===== RECORDS =====

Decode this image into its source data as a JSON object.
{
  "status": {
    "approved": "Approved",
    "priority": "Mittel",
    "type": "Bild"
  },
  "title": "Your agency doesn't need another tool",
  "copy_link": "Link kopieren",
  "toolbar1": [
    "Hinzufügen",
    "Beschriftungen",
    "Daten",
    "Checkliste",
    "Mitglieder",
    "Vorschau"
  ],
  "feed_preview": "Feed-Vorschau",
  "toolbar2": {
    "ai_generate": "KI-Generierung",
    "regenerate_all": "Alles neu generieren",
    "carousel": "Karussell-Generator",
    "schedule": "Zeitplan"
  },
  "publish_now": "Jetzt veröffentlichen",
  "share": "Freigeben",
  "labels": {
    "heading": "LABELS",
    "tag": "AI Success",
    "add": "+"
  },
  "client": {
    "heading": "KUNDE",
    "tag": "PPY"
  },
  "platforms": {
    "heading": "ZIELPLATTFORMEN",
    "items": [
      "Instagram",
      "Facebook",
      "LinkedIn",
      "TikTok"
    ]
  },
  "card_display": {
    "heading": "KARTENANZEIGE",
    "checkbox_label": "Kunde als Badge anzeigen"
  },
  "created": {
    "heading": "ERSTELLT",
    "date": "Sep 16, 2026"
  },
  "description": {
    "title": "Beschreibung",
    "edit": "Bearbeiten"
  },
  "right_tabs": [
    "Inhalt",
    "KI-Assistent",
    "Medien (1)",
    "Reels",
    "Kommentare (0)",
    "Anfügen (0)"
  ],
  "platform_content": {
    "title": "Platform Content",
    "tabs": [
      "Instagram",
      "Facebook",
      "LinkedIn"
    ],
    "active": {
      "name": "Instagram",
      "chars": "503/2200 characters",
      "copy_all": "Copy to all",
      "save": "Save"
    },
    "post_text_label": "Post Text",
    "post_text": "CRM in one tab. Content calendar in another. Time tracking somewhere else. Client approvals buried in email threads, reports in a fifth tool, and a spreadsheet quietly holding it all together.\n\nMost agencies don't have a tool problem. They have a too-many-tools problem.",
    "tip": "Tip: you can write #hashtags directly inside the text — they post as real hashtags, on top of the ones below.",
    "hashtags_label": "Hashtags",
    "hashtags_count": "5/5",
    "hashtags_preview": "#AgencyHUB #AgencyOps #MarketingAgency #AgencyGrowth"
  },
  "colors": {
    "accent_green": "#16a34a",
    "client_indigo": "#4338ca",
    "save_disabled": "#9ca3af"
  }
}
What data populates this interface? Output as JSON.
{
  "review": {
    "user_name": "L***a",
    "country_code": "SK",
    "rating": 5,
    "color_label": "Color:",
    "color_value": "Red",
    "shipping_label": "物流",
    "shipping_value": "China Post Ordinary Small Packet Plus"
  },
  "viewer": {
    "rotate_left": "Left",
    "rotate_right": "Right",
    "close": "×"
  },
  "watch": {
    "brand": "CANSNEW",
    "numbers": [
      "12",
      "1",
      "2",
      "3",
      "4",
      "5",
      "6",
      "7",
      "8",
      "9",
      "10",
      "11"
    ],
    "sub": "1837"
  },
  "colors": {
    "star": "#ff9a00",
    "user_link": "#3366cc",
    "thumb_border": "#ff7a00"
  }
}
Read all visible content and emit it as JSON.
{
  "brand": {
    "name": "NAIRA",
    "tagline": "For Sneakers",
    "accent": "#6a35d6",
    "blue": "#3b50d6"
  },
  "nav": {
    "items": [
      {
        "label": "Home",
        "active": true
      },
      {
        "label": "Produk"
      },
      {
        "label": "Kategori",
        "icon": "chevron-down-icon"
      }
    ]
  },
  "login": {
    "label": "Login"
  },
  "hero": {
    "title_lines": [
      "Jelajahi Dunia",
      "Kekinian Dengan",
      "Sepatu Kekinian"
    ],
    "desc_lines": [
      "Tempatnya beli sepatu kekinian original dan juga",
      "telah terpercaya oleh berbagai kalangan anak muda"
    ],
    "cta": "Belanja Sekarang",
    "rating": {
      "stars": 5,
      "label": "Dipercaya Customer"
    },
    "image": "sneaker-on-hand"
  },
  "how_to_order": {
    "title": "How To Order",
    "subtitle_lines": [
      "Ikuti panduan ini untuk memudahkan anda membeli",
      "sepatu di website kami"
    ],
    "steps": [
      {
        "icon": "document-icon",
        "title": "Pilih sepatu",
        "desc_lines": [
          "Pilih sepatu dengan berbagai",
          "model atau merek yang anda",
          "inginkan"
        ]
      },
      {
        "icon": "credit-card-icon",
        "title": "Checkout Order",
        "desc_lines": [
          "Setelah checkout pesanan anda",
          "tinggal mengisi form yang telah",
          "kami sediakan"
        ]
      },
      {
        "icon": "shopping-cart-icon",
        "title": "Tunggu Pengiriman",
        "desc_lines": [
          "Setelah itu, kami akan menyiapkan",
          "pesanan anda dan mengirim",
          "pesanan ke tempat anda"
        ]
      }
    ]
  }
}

=====

▶ [YOUR INSTRUCTIONS]: Reproduce the records above exactly, starting with the line that contains "Read all visible content and emit it as JSON." and ending with the last line.

▶ [REPLY]:
Read all visible content and emit it as JSON.
{
  "brand": {
    "name": "NAIRA",
    "tagline": "For Sneakers",
    "accent": "#6a35d6",
    "blue": "#3b50d6"
  },
  "nav": {
    "items": [
      {
        "label": "Home",
        "active": true
      },
      {
        "label": "Produk"
      },
      {
        "label": "Kategori",
        "icon": "chevron-down-icon"
      }
    ]
  },
  "login": {
    "label": "Login"
  },
  "hero": {
    "title_lines": [
      "Jelajahi Dunia",
      "Kekinian Dengan",
      "Sepatu Kekinian"
    ],
    "desc_lines": [
      "Tempatnya beli sepatu kekinian original dan juga",
      "telah terpercaya oleh berbagai kalangan anak muda"
    ],
    "cta": "Belanja Sekarang",
    "rating": {
      "stars": 5,
      "label": "Dipercaya Customer"
    },
    "image": "sneaker-on-hand"
  },
  "how_to_order": {
    "title": "How To Order",
    "subtitle_lines": [
      "Ikuti panduan ini untuk memudahkan anda membeli",
      "sepatu di website kami"
    ],
    "steps": [
      {
        "icon": "document-icon",
        "title": "Pilih sepatu",
        "desc_lines": [
          "Pilih sepatu dengan berbagai",
          "model atau merek yang anda",
          "inginkan"
        ]
      },
      {
        "icon": "credit-card-icon",
        "title": "Checkout Order",
        "desc_lines": [
          "Setelah checkout pesanan anda",
          "tinggal mengisi form yang telah",
          "kami sediakan"
        ]
      },
      {
        "icon": "shopping-cart-icon",
        "title": "Tunggu Pengiriman",
        "desc_lines": [
          "Setelah itu, kami akan menyiapkan",
          "pesanan anda dan mengirim",
          "pesanan ke tempat anda"
        ]
      }
    ]
  }
}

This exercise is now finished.